WHAT THE EXERCISE ASKS: Extract all lines containing "Plate".

Dataset entries on figures:
■ ■ ■ ■ ■

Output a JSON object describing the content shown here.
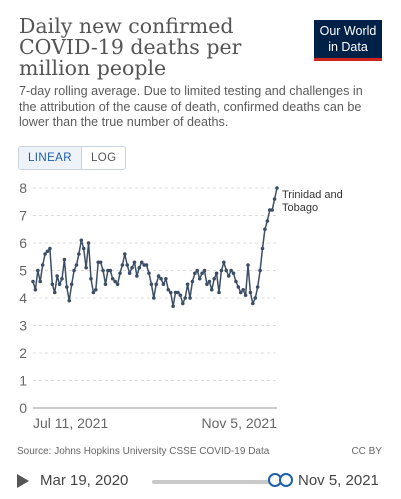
{
  "header": {
    "title": "Daily new confirmed COVID-19 deaths per million people",
    "subtitle": "7-day rolling average. Due to limited testing and challenges in the attribution of the cause of death, confirmed deaths can be lower than the true number of deaths.",
    "logo_line1": "Our World",
    "logo_line2": "in Data"
  },
  "controls": {
    "linear_label": "LINEAR",
    "log_label": "LOG",
    "active": "LINEAR"
  },
  "chart_data": {
    "type": "line",
    "title": "Daily new confirmed COVID-19 deaths per million people",
    "ylim": [
      0,
      8
    ],
    "yticks": [
      "0",
      "1",
      "2",
      "3",
      "4",
      "5",
      "6",
      "7",
      "8"
    ],
    "xticks": [
      "Jul 11, 2021",
      "Nov 5, 2021"
    ],
    "grid": "horizontal dashed",
    "series": [
      {
        "name": "Trinidad and Tobago",
        "color": "#3c4e66",
        "x_start": "Jul 11, 2021",
        "x_end": "Nov 5, 2021",
        "values": [
          4.6,
          4.3,
          5.0,
          4.6,
          5.2,
          5.6,
          5.7,
          5.8,
          4.5,
          4.2,
          4.8,
          4.5,
          4.7,
          5.4,
          4.4,
          3.9,
          4.5,
          5.0,
          5.2,
          5.6,
          6.1,
          5.8,
          5.1,
          6.0,
          4.7,
          4.2,
          4.3,
          5.3,
          5.3,
          5.0,
          4.5,
          5.0,
          5.0,
          4.7,
          4.6,
          4.5,
          4.9,
          5.2,
          5.6,
          5.2,
          4.9,
          5.1,
          5.3,
          4.8,
          5.1,
          5.3,
          5.2,
          5.2,
          4.9,
          4.5,
          4.0,
          4.5,
          4.8,
          4.7,
          4.5,
          4.7,
          4.3,
          4.2,
          3.7,
          4.2,
          4.2,
          4.1,
          3.8,
          4.0,
          4.5,
          4.0,
          4.6,
          4.9,
          5.0,
          4.7,
          4.9,
          5.0,
          4.5,
          4.6,
          4.3,
          4.7,
          4.9,
          4.2,
          5.0,
          5.3,
          5.0,
          4.8,
          5.0,
          4.9,
          4.6,
          4.4,
          4.2,
          4.3,
          4.1,
          5.2,
          4.2,
          3.8,
          4.0,
          4.4,
          5.0,
          5.8,
          6.5,
          6.8,
          7.2,
          7.2,
          7.6,
          8.0
        ]
      }
    ]
  },
  "footer": {
    "source": "Source: Johns Hopkins University CSSE COVID-19 Data",
    "license": "CC BY"
  },
  "timeline": {
    "start_label": "Mar 19, 2020",
    "end_label": "Nov 5, 2021",
    "range_start_fraction": 0.92,
    "range_end_fraction": 1.0
  }
}
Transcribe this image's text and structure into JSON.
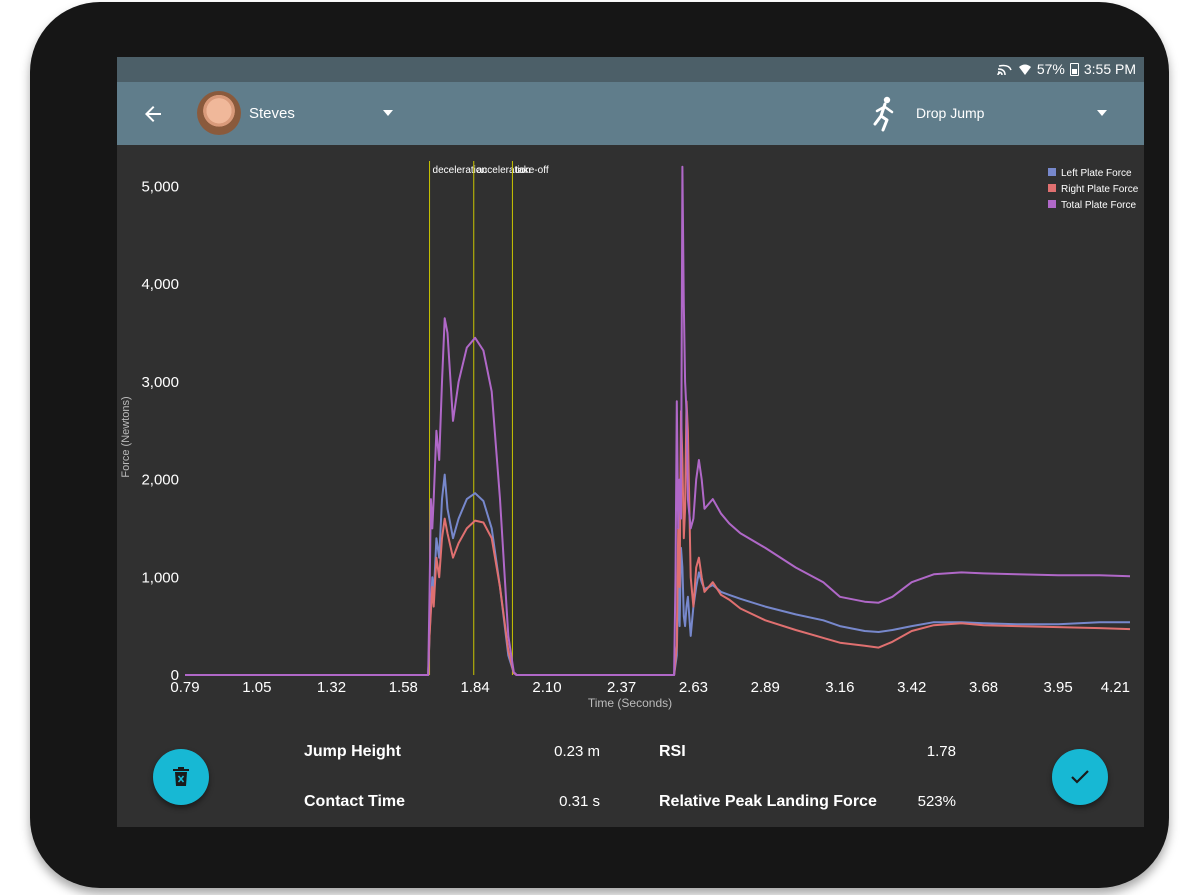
{
  "status": {
    "battery": "57%",
    "time": "3:55 PM"
  },
  "header": {
    "athlete_name": "Steves",
    "test_name": "Drop Jump"
  },
  "chart_data": {
    "type": "line",
    "xlabel": "Time (Seconds)",
    "ylabel": "Force (Newtons)",
    "xlim": [
      0.79,
      4.21
    ],
    "ylim": [
      0,
      5300
    ],
    "x_ticks": [
      "0.79",
      "1.05",
      "1.32",
      "1.58",
      "1.84",
      "2.10",
      "2.37",
      "2.63",
      "2.89",
      "3.16",
      "3.42",
      "3.68",
      "3.95",
      "4.21"
    ],
    "y_ticks": [
      0,
      1000,
      2000,
      3000,
      4000,
      5000
    ],
    "y_tick_labels": [
      "0",
      "1,000",
      "2,000",
      "3,000",
      "4,000",
      "5,000"
    ],
    "legend_position": "top-right",
    "markers": [
      {
        "label": "deceleration",
        "x": 1.675
      },
      {
        "label": "acceleration",
        "x": 1.835
      },
      {
        "label": "take-off",
        "x": 1.975
      }
    ],
    "series": [
      {
        "name": "Left Plate Force",
        "color": "#7788cc",
        "x": [
          0.79,
          1.67,
          1.675,
          1.685,
          1.69,
          1.7,
          1.71,
          1.72,
          1.73,
          1.74,
          1.76,
          1.78,
          1.81,
          1.84,
          1.87,
          1.9,
          1.93,
          1.96,
          1.98,
          1.99,
          2.0,
          2.56,
          2.57,
          2.575,
          2.58,
          2.585,
          2.59,
          2.595,
          2.6,
          2.605,
          2.61,
          2.62,
          2.63,
          2.64,
          2.65,
          2.66,
          2.67,
          2.7,
          2.73,
          2.76,
          2.8,
          2.89,
          3.0,
          3.1,
          3.16,
          3.25,
          3.3,
          3.35,
          3.42,
          3.5,
          3.6,
          3.68,
          3.8,
          3.95,
          4.1,
          4.21
        ],
        "y": [
          0,
          0,
          400,
          1000,
          800,
          1400,
          1200,
          1800,
          2050,
          1700,
          1400,
          1600,
          1800,
          1860,
          1780,
          1500,
          900,
          200,
          20,
          0,
          0,
          0,
          200,
          1000,
          500,
          1300,
          1100,
          600,
          500,
          700,
          800,
          400,
          700,
          900,
          1050,
          950,
          880,
          920,
          850,
          820,
          780,
          700,
          620,
          560,
          500,
          450,
          440,
          460,
          500,
          540,
          540,
          530,
          520,
          520,
          540,
          540
        ]
      },
      {
        "name": "Right Plate Force",
        "color": "#e07070",
        "x": [
          0.79,
          1.67,
          1.675,
          1.685,
          1.69,
          1.7,
          1.71,
          1.72,
          1.73,
          1.74,
          1.76,
          1.78,
          1.81,
          1.84,
          1.87,
          1.9,
          1.93,
          1.96,
          1.98,
          1.99,
          2.0,
          2.56,
          2.57,
          2.575,
          2.58,
          2.585,
          2.59,
          2.595,
          2.6,
          2.605,
          2.61,
          2.62,
          2.63,
          2.64,
          2.65,
          2.66,
          2.67,
          2.7,
          2.73,
          2.76,
          2.8,
          2.89,
          3.0,
          3.1,
          3.16,
          3.25,
          3.3,
          3.35,
          3.42,
          3.5,
          3.6,
          3.68,
          3.8,
          3.95,
          4.1,
          4.21
        ],
        "y": [
          0,
          0,
          400,
          900,
          700,
          1200,
          1000,
          1400,
          1600,
          1450,
          1200,
          1350,
          1500,
          1580,
          1560,
          1400,
          900,
          250,
          20,
          0,
          0,
          0,
          300,
          1500,
          900,
          2700,
          2200,
          1400,
          1700,
          2800,
          2500,
          1000,
          700,
          1100,
          1200,
          1000,
          850,
          950,
          820,
          770,
          680,
          560,
          460,
          380,
          330,
          300,
          280,
          340,
          450,
          510,
          530,
          510,
          500,
          490,
          480,
          470
        ]
      },
      {
        "name": "Total Plate Force",
        "color": "#b068c8",
        "x": [
          0.79,
          1.67,
          1.675,
          1.68,
          1.685,
          1.69,
          1.7,
          1.71,
          1.72,
          1.73,
          1.74,
          1.76,
          1.78,
          1.81,
          1.84,
          1.87,
          1.9,
          1.93,
          1.96,
          1.98,
          1.99,
          2.0,
          2.56,
          2.565,
          2.57,
          2.575,
          2.58,
          2.585,
          2.59,
          2.595,
          2.6,
          2.605,
          2.61,
          2.62,
          2.63,
          2.64,
          2.65,
          2.66,
          2.67,
          2.7,
          2.73,
          2.76,
          2.8,
          2.89,
          3.0,
          3.1,
          3.16,
          3.25,
          3.3,
          3.35,
          3.42,
          3.5,
          3.6,
          3.68,
          3.8,
          3.95,
          4.1,
          4.21
        ],
        "y": [
          0,
          0,
          800,
          1800,
          1500,
          1800,
          2500,
          2200,
          3000,
          3650,
          3500,
          2600,
          3000,
          3350,
          3450,
          3320,
          2900,
          1800,
          400,
          30,
          0,
          0,
          0,
          1000,
          2800,
          1500,
          2000,
          1600,
          5200,
          3800,
          3000,
          2700,
          1800,
          1500,
          1600,
          2000,
          2200,
          2000,
          1700,
          1800,
          1650,
          1550,
          1450,
          1300,
          1100,
          950,
          800,
          750,
          740,
          800,
          950,
          1030,
          1050,
          1040,
          1030,
          1020,
          1020,
          1010
        ]
      }
    ]
  },
  "metrics": [
    {
      "label": "Jump Height",
      "value": "0.23 m"
    },
    {
      "label": "Contact Time",
      "value": "0.31 s"
    },
    {
      "label": "RSI",
      "value": "1.78"
    },
    {
      "label": "Relative Peak Landing Force",
      "value": "523%"
    }
  ],
  "icons": {
    "back": "arrow-left-icon",
    "delete": "delete-icon",
    "confirm": "check-icon",
    "test": "running-person-icon"
  }
}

■ ■ ■ ■ ■

THE SOLUTION:
        "name": "Left Plate Force",
        "name": "Right Plate Force",
        "name": "Total Plate Force",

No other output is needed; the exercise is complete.